→ GIVEN ENTRIES:
[BEGIN]
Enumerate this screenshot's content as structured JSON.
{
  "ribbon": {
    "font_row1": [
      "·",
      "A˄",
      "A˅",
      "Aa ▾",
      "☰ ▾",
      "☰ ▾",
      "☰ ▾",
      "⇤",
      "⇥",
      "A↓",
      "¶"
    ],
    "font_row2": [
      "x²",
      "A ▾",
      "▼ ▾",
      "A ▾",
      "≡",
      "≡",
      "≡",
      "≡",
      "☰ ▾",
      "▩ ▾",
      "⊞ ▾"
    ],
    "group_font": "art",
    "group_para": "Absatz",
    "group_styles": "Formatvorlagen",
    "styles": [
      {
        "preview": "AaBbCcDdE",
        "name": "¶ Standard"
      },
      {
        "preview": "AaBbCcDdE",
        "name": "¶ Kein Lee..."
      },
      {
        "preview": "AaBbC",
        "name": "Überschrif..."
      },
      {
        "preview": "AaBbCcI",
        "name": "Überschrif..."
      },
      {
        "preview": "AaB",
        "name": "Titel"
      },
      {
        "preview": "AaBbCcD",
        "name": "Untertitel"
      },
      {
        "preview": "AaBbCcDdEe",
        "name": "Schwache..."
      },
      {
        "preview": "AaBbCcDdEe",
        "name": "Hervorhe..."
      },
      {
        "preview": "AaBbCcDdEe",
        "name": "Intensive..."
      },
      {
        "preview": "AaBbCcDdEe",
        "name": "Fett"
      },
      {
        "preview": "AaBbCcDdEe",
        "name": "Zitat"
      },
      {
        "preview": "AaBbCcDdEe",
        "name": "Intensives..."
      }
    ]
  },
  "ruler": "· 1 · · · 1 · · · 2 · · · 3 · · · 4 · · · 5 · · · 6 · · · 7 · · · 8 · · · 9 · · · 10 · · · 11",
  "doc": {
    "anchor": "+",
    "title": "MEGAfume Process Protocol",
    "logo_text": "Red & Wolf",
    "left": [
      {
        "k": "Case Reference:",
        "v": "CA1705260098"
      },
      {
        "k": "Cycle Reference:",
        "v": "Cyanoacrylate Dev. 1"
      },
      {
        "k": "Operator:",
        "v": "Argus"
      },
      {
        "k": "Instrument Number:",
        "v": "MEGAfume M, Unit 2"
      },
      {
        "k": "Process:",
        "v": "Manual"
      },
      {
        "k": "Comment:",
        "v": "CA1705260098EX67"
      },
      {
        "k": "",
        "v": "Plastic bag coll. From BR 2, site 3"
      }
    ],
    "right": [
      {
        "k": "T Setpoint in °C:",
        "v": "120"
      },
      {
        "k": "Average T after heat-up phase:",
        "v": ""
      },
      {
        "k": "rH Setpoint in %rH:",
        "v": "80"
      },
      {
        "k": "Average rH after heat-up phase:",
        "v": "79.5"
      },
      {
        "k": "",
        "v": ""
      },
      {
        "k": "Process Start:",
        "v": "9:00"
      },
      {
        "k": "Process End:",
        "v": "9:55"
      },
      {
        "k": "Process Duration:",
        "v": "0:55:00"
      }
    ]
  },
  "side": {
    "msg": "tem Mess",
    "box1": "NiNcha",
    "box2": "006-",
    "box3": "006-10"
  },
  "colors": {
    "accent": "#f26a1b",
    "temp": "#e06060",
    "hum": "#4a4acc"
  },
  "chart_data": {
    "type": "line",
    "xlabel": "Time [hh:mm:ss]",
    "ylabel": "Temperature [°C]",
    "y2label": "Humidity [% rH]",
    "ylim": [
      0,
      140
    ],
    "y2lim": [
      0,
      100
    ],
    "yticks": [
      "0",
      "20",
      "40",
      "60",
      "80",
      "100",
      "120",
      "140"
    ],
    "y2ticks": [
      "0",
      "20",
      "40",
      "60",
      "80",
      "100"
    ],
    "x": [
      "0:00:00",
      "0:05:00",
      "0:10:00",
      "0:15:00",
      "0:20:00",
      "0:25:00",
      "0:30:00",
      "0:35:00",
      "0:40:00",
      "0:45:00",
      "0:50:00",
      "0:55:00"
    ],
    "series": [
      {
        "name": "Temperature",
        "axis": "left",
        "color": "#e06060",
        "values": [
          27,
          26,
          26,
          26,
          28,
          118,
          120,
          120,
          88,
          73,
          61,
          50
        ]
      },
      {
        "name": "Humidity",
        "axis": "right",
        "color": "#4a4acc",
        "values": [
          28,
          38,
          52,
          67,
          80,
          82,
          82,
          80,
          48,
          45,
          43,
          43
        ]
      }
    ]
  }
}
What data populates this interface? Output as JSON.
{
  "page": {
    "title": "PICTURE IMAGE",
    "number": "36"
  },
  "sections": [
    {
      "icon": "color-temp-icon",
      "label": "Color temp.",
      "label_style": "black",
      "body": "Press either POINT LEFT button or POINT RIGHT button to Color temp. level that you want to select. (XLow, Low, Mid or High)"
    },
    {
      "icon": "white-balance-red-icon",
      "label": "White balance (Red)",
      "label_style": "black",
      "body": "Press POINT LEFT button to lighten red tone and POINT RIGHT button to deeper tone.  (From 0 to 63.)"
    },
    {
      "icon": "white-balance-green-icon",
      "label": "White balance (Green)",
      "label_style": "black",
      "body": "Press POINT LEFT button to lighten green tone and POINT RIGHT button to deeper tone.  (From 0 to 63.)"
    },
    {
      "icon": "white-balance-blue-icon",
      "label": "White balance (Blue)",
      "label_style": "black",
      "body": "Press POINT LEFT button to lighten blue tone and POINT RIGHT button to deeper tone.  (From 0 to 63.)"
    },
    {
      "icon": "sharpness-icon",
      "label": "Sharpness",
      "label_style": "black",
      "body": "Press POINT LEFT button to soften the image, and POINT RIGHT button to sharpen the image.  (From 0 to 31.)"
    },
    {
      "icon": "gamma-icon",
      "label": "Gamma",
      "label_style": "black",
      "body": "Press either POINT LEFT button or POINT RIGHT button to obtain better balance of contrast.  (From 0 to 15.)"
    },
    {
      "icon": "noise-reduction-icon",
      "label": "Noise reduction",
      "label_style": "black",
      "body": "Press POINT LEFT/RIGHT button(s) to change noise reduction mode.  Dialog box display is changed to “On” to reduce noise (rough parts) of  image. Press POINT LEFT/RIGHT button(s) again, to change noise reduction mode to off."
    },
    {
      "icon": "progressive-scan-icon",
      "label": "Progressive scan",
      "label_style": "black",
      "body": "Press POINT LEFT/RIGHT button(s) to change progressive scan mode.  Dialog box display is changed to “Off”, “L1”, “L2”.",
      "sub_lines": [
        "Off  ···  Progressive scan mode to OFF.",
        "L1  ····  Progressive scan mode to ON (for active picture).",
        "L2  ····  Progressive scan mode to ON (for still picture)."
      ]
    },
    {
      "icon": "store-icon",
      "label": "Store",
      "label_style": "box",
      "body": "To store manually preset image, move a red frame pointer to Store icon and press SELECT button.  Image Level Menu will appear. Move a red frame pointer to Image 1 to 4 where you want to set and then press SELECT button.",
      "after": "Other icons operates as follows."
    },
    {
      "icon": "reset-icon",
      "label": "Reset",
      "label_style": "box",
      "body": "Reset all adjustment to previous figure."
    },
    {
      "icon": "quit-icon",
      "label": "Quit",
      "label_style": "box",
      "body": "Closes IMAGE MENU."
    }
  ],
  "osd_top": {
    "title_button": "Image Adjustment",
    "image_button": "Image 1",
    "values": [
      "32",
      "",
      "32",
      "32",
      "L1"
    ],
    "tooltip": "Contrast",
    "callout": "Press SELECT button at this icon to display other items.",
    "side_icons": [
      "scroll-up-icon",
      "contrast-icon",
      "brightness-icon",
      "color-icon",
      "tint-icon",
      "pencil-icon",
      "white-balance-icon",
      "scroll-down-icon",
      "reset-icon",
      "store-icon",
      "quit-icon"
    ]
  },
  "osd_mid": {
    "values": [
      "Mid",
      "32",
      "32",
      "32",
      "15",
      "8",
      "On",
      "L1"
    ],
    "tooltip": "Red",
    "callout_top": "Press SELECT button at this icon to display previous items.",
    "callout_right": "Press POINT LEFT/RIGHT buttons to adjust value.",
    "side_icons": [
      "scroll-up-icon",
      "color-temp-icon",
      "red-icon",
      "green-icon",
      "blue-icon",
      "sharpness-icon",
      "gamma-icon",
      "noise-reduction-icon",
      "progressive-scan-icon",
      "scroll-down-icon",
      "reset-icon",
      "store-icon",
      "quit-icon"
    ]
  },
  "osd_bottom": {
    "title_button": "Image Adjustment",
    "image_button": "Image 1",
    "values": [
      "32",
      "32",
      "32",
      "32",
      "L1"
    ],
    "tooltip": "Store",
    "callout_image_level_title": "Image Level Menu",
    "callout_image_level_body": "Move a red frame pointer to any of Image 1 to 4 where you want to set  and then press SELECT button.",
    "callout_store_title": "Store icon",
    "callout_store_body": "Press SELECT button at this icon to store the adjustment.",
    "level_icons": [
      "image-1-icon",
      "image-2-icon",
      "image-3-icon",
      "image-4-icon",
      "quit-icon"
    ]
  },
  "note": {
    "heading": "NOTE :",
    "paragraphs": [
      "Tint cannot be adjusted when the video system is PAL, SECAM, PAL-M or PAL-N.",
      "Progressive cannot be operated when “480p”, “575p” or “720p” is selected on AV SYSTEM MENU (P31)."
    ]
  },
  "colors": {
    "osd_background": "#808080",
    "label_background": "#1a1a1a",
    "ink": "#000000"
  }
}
[END]
→ WRITTEN TASK: Return each line with "phase".

→ RESULT OF THE EXERCISE:
        "k": "Average T after heat-up phase:",
        "k": "Average rH after heat-up phase:",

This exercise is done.